Lines of data:
▬▬▬▬▬▬▬▬▬▬
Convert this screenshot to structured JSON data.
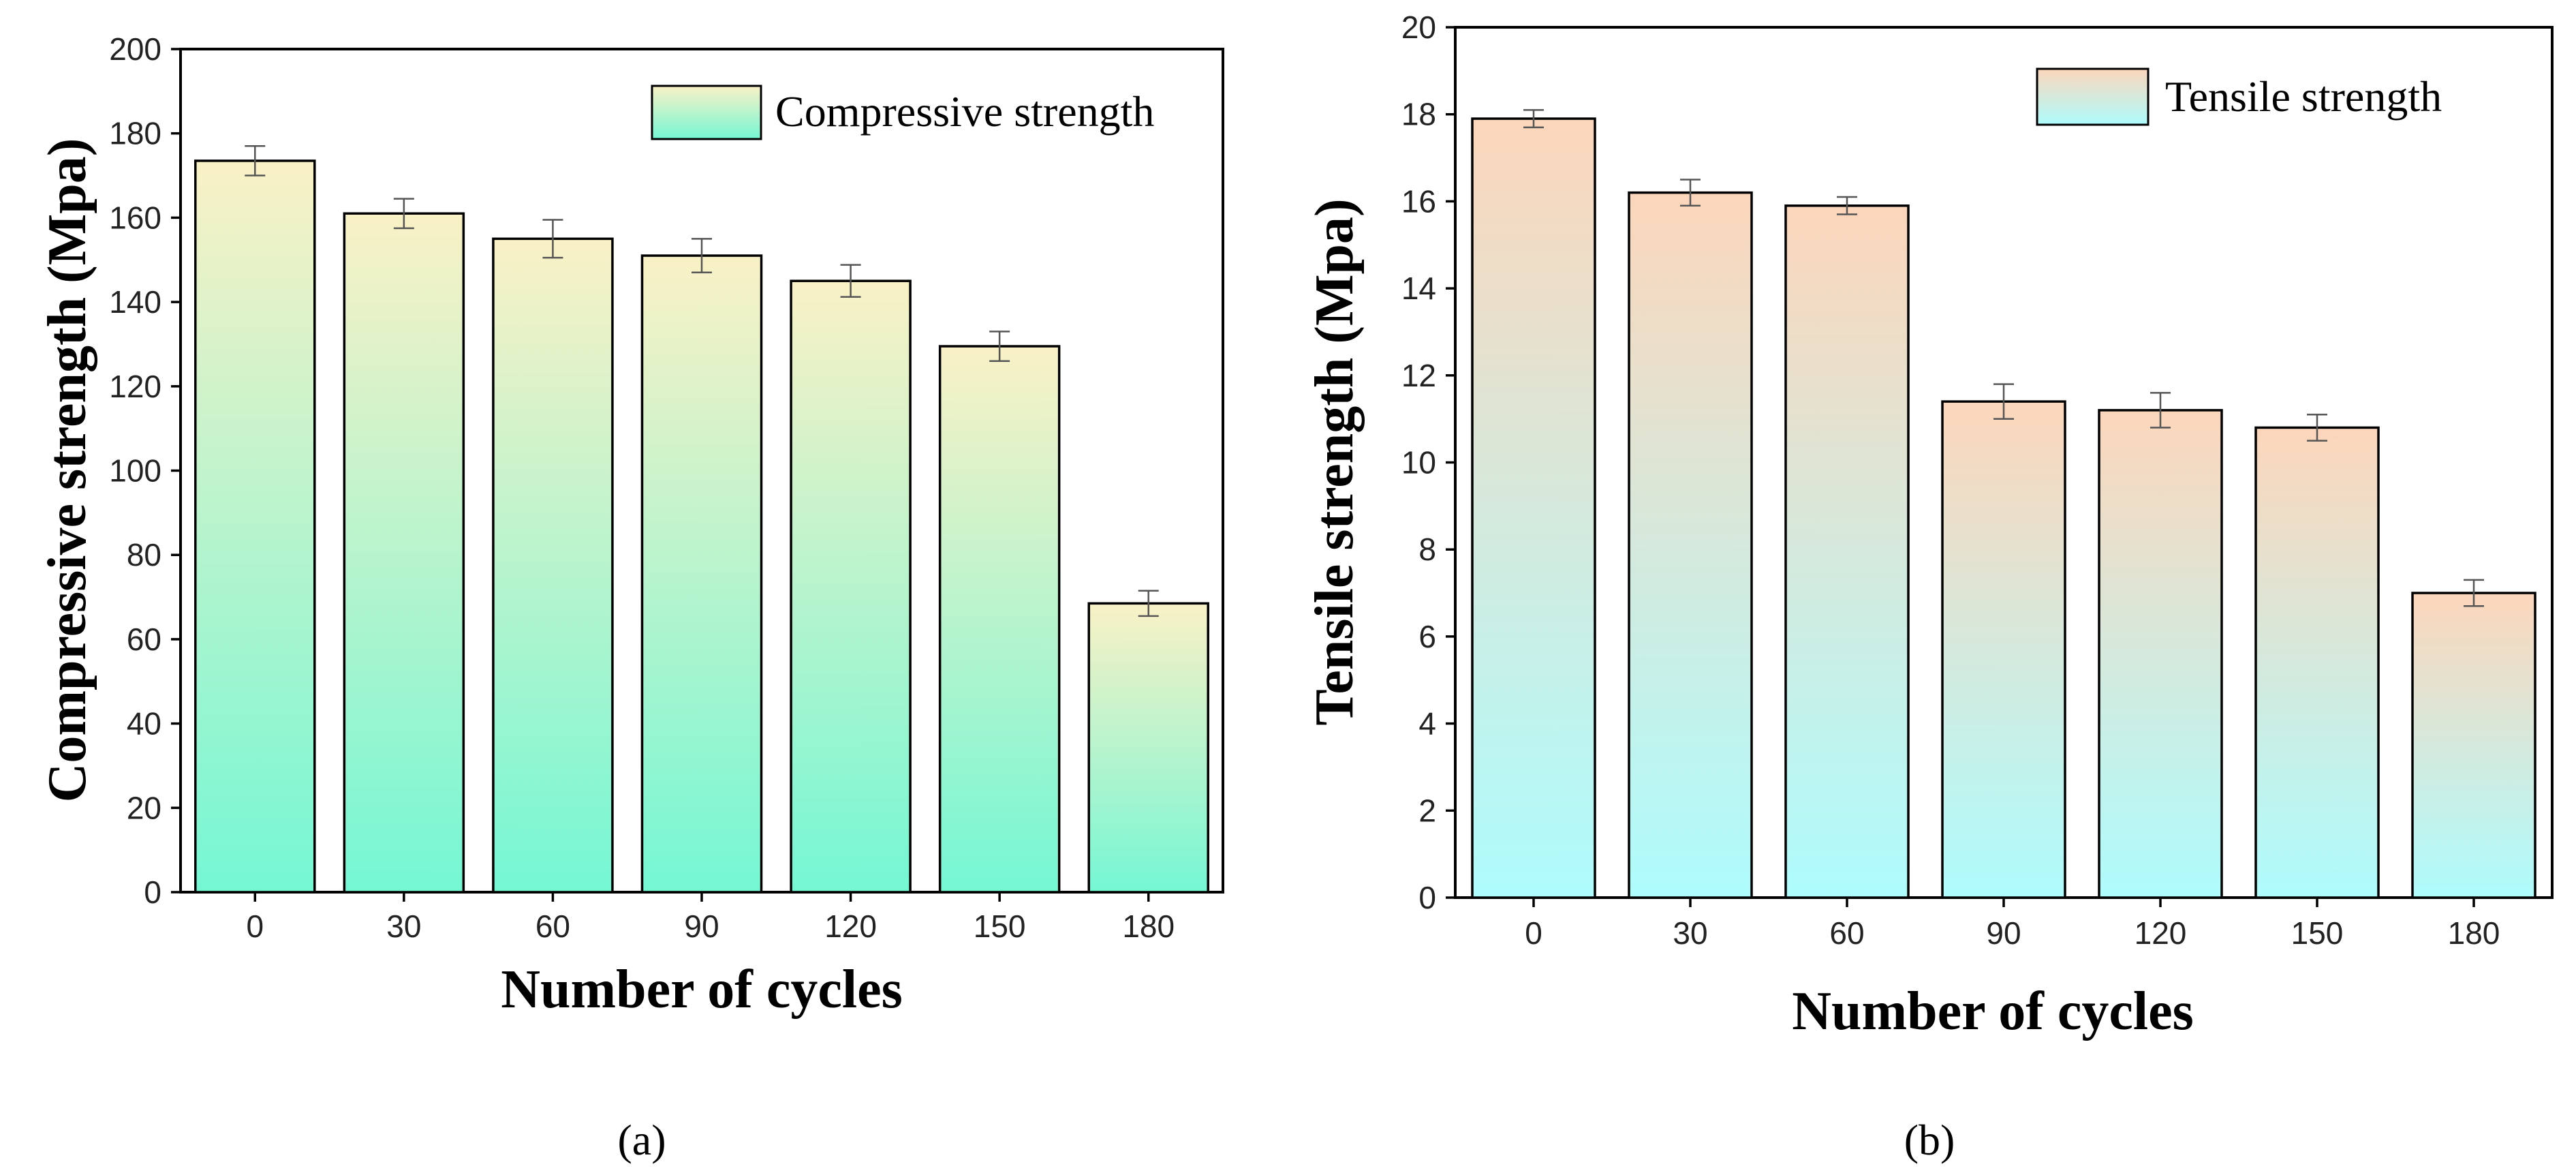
{
  "chart_data": [
    {
      "type": "bar",
      "panel_label": "(a)",
      "categories": [
        "0",
        "30",
        "60",
        "90",
        "120",
        "150",
        "180"
      ],
      "values": [
        173.5,
        161,
        155,
        151,
        145,
        129.5,
        68.5
      ],
      "errors": [
        3.5,
        3.5,
        4.5,
        4,
        3.8,
        3.5,
        3
      ],
      "series_name": "Compressive strength",
      "title": "",
      "xlabel": "Number of cycles",
      "ylabel": "Compressive strength (Mpa)",
      "ylim": [
        0,
        200
      ],
      "yticks": [
        0,
        20,
        40,
        60,
        80,
        100,
        120,
        140,
        160,
        180,
        200
      ],
      "legend_position": "top-right",
      "gradient_top": "#faf1c6",
      "gradient_bottom": "#75f7d4",
      "grid": false
    },
    {
      "type": "bar",
      "panel_label": "(b)",
      "categories": [
        "0",
        "30",
        "60",
        "90",
        "120",
        "150",
        "180"
      ],
      "values": [
        17.9,
        16.2,
        15.9,
        11.4,
        11.2,
        10.8,
        7.0
      ],
      "errors": [
        0.2,
        0.3,
        0.2,
        0.4,
        0.4,
        0.3,
        0.3
      ],
      "series_name": "Tensile strength",
      "title": "",
      "xlabel": "Number of cycles",
      "ylabel": "Tensile strength (Mpa)",
      "ylim": [
        0,
        20
      ],
      "yticks": [
        0,
        2,
        4,
        6,
        8,
        10,
        12,
        14,
        16,
        18,
        20
      ],
      "legend_position": "top-right",
      "gradient_top": "#fcd6bb",
      "gradient_bottom": "#aefcfd",
      "grid": false
    }
  ]
}
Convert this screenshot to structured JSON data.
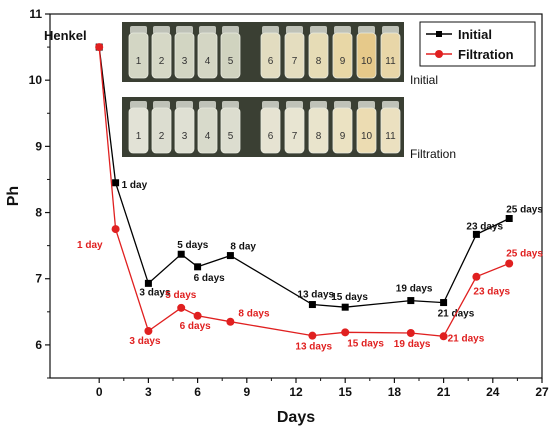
{
  "chart_data": {
    "type": "line",
    "title": "",
    "xlabel": "Days",
    "ylabel": "Ph",
    "xlim": [
      -3,
      27
    ],
    "ylim": [
      5.5,
      11
    ],
    "x_ticks": [
      0,
      3,
      6,
      9,
      12,
      15,
      18,
      21,
      24,
      27
    ],
    "y_ticks": [
      6,
      7,
      8,
      9,
      10,
      11
    ],
    "legend_position": "top-right",
    "start_label": "Henkel",
    "series": [
      {
        "name": "Initial",
        "color": "#000000",
        "marker": "square",
        "x": [
          0,
          1,
          3,
          5,
          6,
          8,
          13,
          15,
          19,
          21,
          23,
          25
        ],
        "y": [
          10.5,
          8.45,
          6.93,
          7.37,
          7.18,
          7.35,
          6.61,
          6.57,
          6.67,
          6.64,
          7.67,
          7.91
        ],
        "point_labels": [
          "",
          "1 day",
          "3 days",
          "5 days",
          "6 days",
          "8 day",
          "13 days",
          "15 days",
          "19 days",
          "21 days",
          "23 days",
          "25 days"
        ]
      },
      {
        "name": "Filtration",
        "color": "#e02020",
        "marker": "circle",
        "x": [
          0,
          1,
          3,
          5,
          6,
          8,
          13,
          15,
          19,
          21,
          23,
          25
        ],
        "y": [
          10.5,
          7.75,
          6.21,
          6.56,
          6.44,
          6.35,
          6.14,
          6.19,
          6.18,
          6.13,
          7.03,
          7.23
        ],
        "point_labels": [
          "",
          "1 day",
          "3 days",
          "5 days",
          "6 days",
          "8 days",
          "13 days",
          "15 days",
          "19 days",
          "21 days",
          "23 days",
          "25 days"
        ]
      }
    ]
  },
  "photos": {
    "top_caption": "Initial",
    "bottom_caption": "Filtration",
    "top_vial_labels": [
      "1",
      "2",
      "3",
      "4",
      "5",
      "6",
      "7",
      "8",
      "9",
      "10",
      "11"
    ],
    "bottom_vial_labels": [
      "1",
      "2",
      "3",
      "4",
      "5",
      "6",
      "7",
      "8",
      "9",
      "10",
      "11"
    ]
  }
}
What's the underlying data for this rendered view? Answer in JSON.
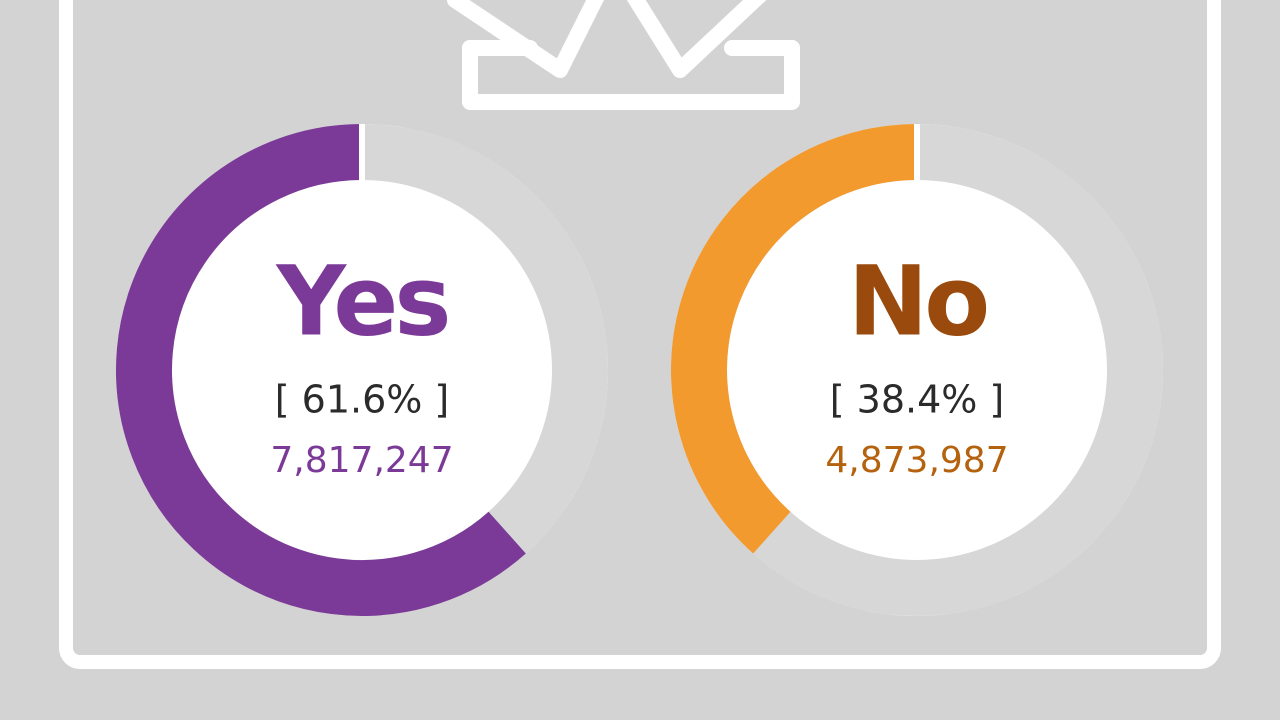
{
  "chart_data": [
    {
      "type": "donut",
      "title": "Yes",
      "values": [
        61.6
      ],
      "value_labels": [
        "[ 61.6% ]"
      ],
      "count": "7,817,247",
      "color": "#7c3a98",
      "title_color": "#7c3a98",
      "count_color": "#7c3a98",
      "track_color": "#d7d7d7"
    },
    {
      "type": "donut",
      "title": "No",
      "values": [
        38.4
      ],
      "value_labels": [
        "[ 38.4% ]"
      ],
      "count": "4,873,987",
      "color": "#f39a2e",
      "title_color": "#9a4a0c",
      "count_color": "#b5620f",
      "track_color": "#d7d7d7"
    }
  ]
}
▬▬▬▬▬▬▬▬▬▬
> _Work to be completed_
Choose all lines containing the string "Filtration" and copy them out.

> _Exercise solution_
        "name": "Filtration",
    "bottom_caption": "Filtration",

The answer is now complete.